> **Supplied material**:
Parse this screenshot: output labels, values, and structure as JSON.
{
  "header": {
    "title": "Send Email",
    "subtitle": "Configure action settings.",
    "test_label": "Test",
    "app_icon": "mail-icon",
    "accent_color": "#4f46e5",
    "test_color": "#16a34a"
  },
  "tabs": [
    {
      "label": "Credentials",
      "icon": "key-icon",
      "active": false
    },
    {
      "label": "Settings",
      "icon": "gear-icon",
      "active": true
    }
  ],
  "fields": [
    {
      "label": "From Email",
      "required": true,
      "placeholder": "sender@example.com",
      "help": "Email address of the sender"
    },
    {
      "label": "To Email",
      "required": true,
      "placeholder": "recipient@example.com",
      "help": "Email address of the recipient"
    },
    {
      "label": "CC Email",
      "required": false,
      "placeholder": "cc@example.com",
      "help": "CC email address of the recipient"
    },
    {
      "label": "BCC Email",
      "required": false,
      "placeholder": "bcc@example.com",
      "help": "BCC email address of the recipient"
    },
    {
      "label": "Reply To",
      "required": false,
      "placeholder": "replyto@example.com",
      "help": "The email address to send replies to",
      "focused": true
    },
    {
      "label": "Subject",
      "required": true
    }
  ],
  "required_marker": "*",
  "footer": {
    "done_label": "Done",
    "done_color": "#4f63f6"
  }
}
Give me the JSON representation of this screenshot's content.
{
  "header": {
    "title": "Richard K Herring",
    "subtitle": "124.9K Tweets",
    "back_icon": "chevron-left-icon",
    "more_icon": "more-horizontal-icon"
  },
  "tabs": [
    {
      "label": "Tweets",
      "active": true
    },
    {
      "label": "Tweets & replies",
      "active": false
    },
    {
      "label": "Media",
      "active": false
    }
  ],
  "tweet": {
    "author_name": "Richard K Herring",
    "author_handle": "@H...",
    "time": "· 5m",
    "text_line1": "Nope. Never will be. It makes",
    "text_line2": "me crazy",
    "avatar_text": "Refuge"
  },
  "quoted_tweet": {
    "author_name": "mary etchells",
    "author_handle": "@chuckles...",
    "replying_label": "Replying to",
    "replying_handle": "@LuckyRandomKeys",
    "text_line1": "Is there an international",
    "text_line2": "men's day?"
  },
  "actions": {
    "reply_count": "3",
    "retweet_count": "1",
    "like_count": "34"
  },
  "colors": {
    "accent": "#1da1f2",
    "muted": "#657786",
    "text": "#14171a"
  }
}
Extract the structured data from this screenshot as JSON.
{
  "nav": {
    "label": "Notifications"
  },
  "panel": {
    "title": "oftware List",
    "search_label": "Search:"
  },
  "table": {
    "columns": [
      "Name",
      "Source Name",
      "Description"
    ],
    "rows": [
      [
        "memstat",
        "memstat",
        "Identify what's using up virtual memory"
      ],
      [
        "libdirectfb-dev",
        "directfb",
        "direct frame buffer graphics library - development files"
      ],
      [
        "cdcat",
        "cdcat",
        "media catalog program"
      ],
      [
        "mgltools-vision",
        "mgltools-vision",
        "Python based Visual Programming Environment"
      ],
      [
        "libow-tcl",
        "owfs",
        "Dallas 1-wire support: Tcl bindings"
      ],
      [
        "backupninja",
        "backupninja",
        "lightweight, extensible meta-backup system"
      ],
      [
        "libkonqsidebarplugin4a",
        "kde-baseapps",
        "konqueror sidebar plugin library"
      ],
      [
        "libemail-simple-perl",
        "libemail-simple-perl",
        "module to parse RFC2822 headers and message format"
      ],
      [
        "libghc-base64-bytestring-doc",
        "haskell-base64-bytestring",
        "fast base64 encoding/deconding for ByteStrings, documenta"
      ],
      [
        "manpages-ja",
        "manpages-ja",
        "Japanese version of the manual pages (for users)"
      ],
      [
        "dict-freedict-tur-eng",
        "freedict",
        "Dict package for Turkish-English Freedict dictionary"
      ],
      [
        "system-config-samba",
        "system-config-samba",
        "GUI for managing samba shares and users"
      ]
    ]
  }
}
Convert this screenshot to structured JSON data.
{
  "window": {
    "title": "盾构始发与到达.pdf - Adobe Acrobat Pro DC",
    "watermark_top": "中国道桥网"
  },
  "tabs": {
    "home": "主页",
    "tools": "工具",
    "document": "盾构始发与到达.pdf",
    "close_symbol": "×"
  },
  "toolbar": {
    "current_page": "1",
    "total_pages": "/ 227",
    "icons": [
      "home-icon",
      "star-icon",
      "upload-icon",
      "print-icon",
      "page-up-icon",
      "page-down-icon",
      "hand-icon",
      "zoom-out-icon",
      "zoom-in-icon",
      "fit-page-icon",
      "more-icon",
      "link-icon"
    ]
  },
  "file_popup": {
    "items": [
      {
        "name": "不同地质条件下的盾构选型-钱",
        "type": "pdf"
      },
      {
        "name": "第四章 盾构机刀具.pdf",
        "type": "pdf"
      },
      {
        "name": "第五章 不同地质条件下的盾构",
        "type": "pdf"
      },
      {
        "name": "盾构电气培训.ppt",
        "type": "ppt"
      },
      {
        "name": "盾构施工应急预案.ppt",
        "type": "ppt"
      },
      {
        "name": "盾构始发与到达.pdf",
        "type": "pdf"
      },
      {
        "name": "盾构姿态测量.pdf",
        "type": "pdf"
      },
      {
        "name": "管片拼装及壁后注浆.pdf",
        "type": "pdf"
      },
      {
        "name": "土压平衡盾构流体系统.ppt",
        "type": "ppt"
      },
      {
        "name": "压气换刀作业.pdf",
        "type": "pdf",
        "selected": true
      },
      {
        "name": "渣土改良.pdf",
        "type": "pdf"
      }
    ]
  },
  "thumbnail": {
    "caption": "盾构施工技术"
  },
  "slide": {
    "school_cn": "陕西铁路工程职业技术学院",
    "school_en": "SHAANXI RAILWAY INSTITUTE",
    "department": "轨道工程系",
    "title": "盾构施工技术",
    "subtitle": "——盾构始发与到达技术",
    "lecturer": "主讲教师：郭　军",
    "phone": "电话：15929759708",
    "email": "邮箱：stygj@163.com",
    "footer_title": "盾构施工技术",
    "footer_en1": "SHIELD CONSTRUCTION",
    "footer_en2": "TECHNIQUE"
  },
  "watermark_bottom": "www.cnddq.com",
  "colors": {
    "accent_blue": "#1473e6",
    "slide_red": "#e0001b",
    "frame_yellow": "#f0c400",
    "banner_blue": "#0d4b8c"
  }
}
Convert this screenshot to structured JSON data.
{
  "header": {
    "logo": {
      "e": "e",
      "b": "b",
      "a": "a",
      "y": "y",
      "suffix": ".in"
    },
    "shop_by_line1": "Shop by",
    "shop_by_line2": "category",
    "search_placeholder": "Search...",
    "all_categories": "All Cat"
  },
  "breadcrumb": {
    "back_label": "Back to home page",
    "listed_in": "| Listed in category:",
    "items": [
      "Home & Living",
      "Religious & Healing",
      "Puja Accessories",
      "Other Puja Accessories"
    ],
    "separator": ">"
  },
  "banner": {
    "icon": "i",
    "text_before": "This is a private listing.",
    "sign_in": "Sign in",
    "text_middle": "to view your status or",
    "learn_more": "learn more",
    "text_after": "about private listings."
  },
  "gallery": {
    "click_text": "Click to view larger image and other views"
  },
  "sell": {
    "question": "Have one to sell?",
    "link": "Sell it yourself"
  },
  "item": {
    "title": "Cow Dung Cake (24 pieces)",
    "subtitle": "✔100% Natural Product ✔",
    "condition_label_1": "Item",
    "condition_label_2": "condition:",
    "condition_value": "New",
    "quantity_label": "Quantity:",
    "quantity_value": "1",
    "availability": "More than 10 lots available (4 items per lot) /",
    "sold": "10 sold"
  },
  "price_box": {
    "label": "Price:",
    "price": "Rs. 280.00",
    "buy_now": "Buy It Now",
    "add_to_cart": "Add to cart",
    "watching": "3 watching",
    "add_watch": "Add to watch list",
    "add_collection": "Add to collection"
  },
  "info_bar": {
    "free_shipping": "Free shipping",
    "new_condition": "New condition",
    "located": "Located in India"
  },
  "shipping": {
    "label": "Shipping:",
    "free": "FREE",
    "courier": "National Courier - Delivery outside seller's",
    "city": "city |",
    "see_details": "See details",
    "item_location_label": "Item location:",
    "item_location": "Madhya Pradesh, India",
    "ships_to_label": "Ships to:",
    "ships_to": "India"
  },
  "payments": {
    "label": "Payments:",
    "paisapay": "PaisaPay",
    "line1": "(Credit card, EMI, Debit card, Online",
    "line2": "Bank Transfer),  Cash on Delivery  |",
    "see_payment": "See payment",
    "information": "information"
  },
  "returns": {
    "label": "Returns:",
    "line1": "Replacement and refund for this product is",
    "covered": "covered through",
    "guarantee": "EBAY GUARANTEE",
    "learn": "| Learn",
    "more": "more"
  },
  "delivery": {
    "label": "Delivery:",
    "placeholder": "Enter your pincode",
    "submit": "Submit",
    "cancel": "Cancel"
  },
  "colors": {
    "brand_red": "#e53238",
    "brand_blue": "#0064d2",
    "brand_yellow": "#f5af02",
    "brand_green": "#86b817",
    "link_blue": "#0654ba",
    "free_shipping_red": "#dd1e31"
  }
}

> **Instructions for the task**: Scan the lines for the string "view". Pick out every line that has it.

> **Exercise response**:
    "text_middle": "to view your status or",
    "click_text": "Click to view larger image and other views"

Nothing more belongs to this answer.